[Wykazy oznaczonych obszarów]
((

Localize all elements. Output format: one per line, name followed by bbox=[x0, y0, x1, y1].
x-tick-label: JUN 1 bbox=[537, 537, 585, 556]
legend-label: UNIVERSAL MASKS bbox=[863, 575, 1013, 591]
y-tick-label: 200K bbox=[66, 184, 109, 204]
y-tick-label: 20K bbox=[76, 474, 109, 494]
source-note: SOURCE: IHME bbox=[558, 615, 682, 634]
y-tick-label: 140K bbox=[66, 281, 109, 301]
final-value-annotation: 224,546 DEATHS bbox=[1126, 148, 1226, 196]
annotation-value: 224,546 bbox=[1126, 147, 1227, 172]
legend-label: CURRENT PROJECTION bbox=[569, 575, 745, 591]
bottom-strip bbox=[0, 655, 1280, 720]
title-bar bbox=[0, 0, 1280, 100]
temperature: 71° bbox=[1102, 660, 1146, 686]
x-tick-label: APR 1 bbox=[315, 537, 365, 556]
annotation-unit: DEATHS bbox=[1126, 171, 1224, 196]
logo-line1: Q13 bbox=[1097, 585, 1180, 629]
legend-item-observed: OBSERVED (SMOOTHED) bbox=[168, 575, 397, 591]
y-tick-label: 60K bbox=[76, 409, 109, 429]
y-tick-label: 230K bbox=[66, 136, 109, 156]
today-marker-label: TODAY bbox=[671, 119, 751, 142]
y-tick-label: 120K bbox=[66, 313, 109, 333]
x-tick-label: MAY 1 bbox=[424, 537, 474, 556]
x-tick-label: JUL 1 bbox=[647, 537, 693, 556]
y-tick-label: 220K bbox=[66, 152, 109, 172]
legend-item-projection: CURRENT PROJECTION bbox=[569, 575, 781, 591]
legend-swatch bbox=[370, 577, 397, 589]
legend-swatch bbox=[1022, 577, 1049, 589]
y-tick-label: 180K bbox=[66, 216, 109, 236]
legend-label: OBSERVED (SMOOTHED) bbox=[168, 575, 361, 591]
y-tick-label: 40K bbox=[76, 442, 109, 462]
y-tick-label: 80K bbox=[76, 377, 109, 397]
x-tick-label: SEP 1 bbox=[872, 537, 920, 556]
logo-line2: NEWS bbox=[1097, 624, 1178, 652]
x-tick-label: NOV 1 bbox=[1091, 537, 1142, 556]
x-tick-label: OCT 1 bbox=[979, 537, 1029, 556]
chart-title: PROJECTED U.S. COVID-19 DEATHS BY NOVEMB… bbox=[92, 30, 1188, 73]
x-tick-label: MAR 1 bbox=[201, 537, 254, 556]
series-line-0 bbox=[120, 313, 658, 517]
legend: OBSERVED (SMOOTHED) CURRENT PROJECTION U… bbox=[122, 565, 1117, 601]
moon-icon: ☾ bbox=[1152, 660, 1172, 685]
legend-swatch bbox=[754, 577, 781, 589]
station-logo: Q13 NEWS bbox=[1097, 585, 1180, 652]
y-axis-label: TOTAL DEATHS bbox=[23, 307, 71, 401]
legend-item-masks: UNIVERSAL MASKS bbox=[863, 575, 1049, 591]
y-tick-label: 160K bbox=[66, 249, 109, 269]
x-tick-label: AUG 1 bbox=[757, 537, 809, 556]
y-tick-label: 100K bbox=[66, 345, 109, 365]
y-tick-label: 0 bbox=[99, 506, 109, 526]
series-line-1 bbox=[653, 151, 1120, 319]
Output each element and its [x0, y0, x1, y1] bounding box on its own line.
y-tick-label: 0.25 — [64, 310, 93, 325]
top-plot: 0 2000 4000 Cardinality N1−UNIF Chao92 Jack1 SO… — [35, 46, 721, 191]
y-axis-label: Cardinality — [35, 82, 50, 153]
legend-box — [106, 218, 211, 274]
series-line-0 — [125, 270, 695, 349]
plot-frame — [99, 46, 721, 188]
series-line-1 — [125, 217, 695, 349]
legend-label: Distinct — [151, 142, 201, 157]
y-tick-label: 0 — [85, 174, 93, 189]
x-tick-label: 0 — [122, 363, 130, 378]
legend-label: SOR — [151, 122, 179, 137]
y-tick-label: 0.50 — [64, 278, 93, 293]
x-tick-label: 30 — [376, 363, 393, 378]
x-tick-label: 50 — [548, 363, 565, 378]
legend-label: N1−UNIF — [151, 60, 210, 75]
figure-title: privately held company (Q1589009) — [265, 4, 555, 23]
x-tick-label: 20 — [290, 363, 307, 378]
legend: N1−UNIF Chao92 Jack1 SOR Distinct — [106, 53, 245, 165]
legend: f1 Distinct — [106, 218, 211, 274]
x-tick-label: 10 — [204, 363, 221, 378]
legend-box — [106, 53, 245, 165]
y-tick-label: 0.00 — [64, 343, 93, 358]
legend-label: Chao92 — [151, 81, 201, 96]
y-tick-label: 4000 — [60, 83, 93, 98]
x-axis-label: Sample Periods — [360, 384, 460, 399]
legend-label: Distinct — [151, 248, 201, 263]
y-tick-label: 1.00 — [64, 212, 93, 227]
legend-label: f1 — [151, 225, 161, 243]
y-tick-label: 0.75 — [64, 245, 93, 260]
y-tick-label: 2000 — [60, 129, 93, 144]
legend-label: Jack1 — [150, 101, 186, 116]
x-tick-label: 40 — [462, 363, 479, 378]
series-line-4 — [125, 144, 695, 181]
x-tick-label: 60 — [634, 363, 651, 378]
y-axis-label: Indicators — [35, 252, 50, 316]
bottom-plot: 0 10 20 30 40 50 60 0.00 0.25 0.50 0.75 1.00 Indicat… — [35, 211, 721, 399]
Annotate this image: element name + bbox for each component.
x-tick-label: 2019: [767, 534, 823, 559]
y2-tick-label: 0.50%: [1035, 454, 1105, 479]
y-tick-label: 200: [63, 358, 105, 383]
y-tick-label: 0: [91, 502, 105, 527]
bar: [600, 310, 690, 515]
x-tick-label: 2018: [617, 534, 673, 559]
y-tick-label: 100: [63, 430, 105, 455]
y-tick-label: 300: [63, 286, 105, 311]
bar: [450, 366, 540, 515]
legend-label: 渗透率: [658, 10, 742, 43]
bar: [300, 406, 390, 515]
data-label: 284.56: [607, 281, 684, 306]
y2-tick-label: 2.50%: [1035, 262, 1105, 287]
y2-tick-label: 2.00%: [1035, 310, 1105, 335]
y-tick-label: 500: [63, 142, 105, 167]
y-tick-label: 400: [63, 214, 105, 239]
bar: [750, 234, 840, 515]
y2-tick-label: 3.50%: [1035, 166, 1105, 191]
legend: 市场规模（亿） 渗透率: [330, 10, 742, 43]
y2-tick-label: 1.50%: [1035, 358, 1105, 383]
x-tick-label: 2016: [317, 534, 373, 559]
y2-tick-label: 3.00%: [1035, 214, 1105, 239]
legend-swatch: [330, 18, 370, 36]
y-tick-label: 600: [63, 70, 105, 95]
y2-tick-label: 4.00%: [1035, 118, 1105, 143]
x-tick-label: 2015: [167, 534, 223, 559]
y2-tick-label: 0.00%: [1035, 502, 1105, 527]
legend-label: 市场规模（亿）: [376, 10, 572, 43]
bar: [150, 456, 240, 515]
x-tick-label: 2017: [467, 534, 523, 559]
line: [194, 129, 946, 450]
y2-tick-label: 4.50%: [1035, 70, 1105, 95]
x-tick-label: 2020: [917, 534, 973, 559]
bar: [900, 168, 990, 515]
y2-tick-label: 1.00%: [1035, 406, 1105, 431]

))

Proszę przedstawić wszystkie wiersze każdego z powyższych wykazów w formie listy numerowanej, z pominięciem pustych wierszy.

▸ Wynik ćwiczenia
1. Localize all elements. Output format: one per line, name followed by bbox=[x0, y0, x1, y1].
2. x-tick-label: JUN 1 bbox=[537, 537, 585, 556]
3. legend-label: UNIVERSAL MASKS bbox=[863, 575, 1013, 591]
4. y-tick-label: 200K bbox=[66, 184, 109, 204]
5. y-tick-label: 20K bbox=[76, 474, 109, 494]
6. source-note: SOURCE: IHME bbox=[558, 615, 682, 634]
7. y-tick-label: 140K bbox=[66, 281, 109, 301]
8. final-value-annotation: 224,546 DEATHS bbox=[1126, 148, 1226, 196]
9. annotation-value: 224,546 bbox=[1126, 147, 1227, 172]
10. legend-label: CURRENT PROJECTION bbox=[569, 575, 745, 591]
11. bottom-strip bbox=[0, 655, 1280, 720]
12. title-bar bbox=[0, 0, 1280, 100]
13. temperature: 71° bbox=[1102, 660, 1146, 686]
14. x-tick-label: APR 1 bbox=[315, 537, 365, 556]
15. annotation-unit: DEATHS bbox=[1126, 171, 1224, 196]
16. logo-line1: Q13 bbox=[1097, 585, 1180, 629]
17. legend-item-observed: OBSERVED (SMOOTHED) bbox=[168, 575, 397, 591]
18. y-tick-label: 60K bbox=[76, 409, 109, 429]
19. y-tick-label: 230K bbox=[66, 136, 109, 156]
20. today-marker-label: TODAY bbox=[671, 119, 751, 142]
21. y-tick-label: 120K bbox=[66, 313, 109, 333]
22. x-tick-label: MAY 1 bbox=[424, 537, 474, 556]
23. x-tick-label: JUL 1 bbox=[647, 537, 693, 556]
24. y-tick-label: 220K bbox=[66, 152, 109, 172]
25. legend-item-projection: CURRENT PROJECTION bbox=[569, 575, 781, 591]
26. legend-swatch bbox=[370, 577, 397, 589]
27. legend-swatch bbox=[1022, 577, 1049, 589]
28. y-tick-label: 180K bbox=[66, 216, 109, 236]
29. legend-label: OBSERVED (SMOOTHED) bbox=[168, 575, 361, 591]
30. y-tick-label: 40K bbox=[76, 442, 109, 462]
31. y-tick-label: 80K bbox=[76, 377, 109, 397]
32. x-tick-label: SEP 1 bbox=[872, 537, 920, 556]
33. logo-line2: NEWS bbox=[1097, 624, 1178, 652]
34. x-tick-label: NOV 1 bbox=[1091, 537, 1142, 556]
35. x-tick-label: OCT 1 bbox=[979, 537, 1029, 556]
36. chart-title: PROJECTED U.S. COVID-19 DEATHS BY NOVEMB… bbox=[92, 30, 1188, 73]
37. x-tick-label: MAR 1 bbox=[201, 537, 254, 556]
38. series-line-0 bbox=[120, 313, 658, 517]
39. legend: OBSERVED (SMOOTHED) CURRENT PROJECTION U… bbox=[122, 565, 1117, 601]
40. moon-icon: ☾ bbox=[1152, 660, 1172, 685]
41. legend-swatch bbox=[754, 577, 781, 589]
42. station-logo: Q13 NEWS bbox=[1097, 585, 1180, 652]
43. y-axis-label: TOTAL DEATHS bbox=[23, 307, 71, 401]
44. legend-item-masks: UNIVERSAL MASKS bbox=[863, 575, 1049, 591]
45. y-tick-label: 160K bbox=[66, 249, 109, 269]
46. x-tick-label: AUG 1 bbox=[757, 537, 809, 556]
47. y-tick-label: 100K bbox=[66, 345, 109, 365]
48. y-tick-label: 0 bbox=[99, 506, 109, 526]
49. series-line-1 bbox=[653, 151, 1120, 319]
50. Output each element and its [x0, y0, x1, y1] bounding box on its own line.
51. y-tick-label: 0.25 — [64, 310, 93, 325]
52. top-plot: 0 2000 4000 Cardinality N1−UNIF Chao92 Jack1 SO… — [35, 46, 721, 191]
53. y-axis-label: Cardinality — [35, 82, 50, 153]
54. legend-box — [106, 218, 211, 274]
55. series-line-0 — [125, 270, 695, 349]
56. plot-frame — [99, 46, 721, 188]
57. series-line-1 — [125, 217, 695, 349]
58. legend-label: Distinct — [151, 142, 201, 157]
59. y-tick-label: 0 — [85, 174, 93, 189]
60. x-tick-label: 0 — [122, 363, 130, 378]
61. legend-label: SOR — [151, 122, 179, 137]
62. y-tick-label: 0.50 — [64, 278, 93, 293]
63. x-tick-label: 30 — [376, 363, 393, 378]
64. x-tick-label: 50 — [548, 363, 565, 378]
65. legend-label: N1−UNIF — [151, 60, 210, 75]
66. figure-title: privately held company (Q1589009) — [265, 4, 555, 23]
67. x-tick-label: 20 — [290, 363, 307, 378]
68. legend: N1−UNIF Chao92 Jack1 SOR Distinct — [106, 53, 245, 165]
69. legend: f1 Distinct — [106, 218, 211, 274]
70. x-tick-label: 10 — [204, 363, 221, 378]
71. legend-box — [106, 53, 245, 165]
72. y-tick-label: 0.00 — [64, 343, 93, 358]
73. legend-label: Chao92 — [151, 81, 201, 96]
74. y-tick-label: 4000 — [60, 83, 93, 98]
75. x-axis-label: Sample Periods — [360, 384, 460, 399]
76. legend-label: Distinct — [151, 248, 201, 263]
77. y-tick-label: 1.00 — [64, 212, 93, 227]
78. legend-label: f1 — [151, 225, 161, 243]
79. y-tick-label: 0.75 — [64, 245, 93, 260]
80. y-tick-label: 2000 — [60, 129, 93, 144]
81. legend-label: Jack1 — [150, 101, 186, 116]
82. x-tick-label: 40 — [462, 363, 479, 378]
83. series-line-4 — [125, 144, 695, 181]
84. x-tick-label: 60 — [634, 363, 651, 378]
85. y-axis-label: Indicators — [35, 252, 50, 316]
86. bottom-plot: 0 10 20 30 40 50 60 0.00 0.25 0.50 0.75 1.00 Indicat… — [35, 211, 721, 399]
87. Annotate this image: element name + bbox for each component.
88. x-tick-label: 2019: [767, 534, 823, 559]
89. y2-tick-label: 0.50%: [1035, 454, 1105, 479]
90. y-tick-label: 200: [63, 358, 105, 383]
91. y-tick-label: 0: [91, 502, 105, 527]
92. bar: [600, 310, 690, 515]
93. x-tick-label: 2018: [617, 534, 673, 559]
94. y-tick-label: 100: [63, 430, 105, 455]
95. y-tick-label: 300: [63, 286, 105, 311]
96. bar: [450, 366, 540, 515]
97. legend-label: 渗透率: [658, 10, 742, 43]
98. bar: [300, 406, 390, 515]
99. data-label: 284.56: [607, 281, 684, 306]
100. y2-tick-label: 2.50%: [1035, 262, 1105, 287]
101. y2-tick-label: 2.00%: [1035, 310, 1105, 335]
102. y-tick-label: 500: [63, 142, 105, 167]
103. y-tick-label: 400: [63, 214, 105, 239]
104. bar: [750, 234, 840, 515]
105. y2-tick-label: 3.50%: [1035, 166, 1105, 191]
106. legend: 市场规模（亿） 渗透率: [330, 10, 742, 43]
107. y2-tick-label: 1.50%: [1035, 358, 1105, 383]
108. x-tick-label: 2016: [317, 534, 373, 559]
109. y2-tick-label: 3.00%: [1035, 214, 1105, 239]
110. legend-swatch: [330, 18, 370, 36]
111. y-tick-label: 600: [63, 70, 105, 95]
112. y2-tick-label: 4.00%: [1035, 118, 1105, 143]
113. x-tick-label: 2015: [167, 534, 223, 559]
114. y2-tick-label: 0.00%: [1035, 502, 1105, 527]
115. legend-label: 市场规模（亿）: [376, 10, 572, 43]
116. bar: [150, 456, 240, 515]
117. x-tick-label: 2017: [467, 534, 523, 559]
118. line: [194, 129, 946, 450]
119. y2-tick-label: 4.50%: [1035, 70, 1105, 95]
120. x-tick-label: 2020: [917, 534, 973, 559]
121. bar: [900, 168, 990, 515]
122. y2-tick-label: 1.00%: [1035, 406, 1105, 431]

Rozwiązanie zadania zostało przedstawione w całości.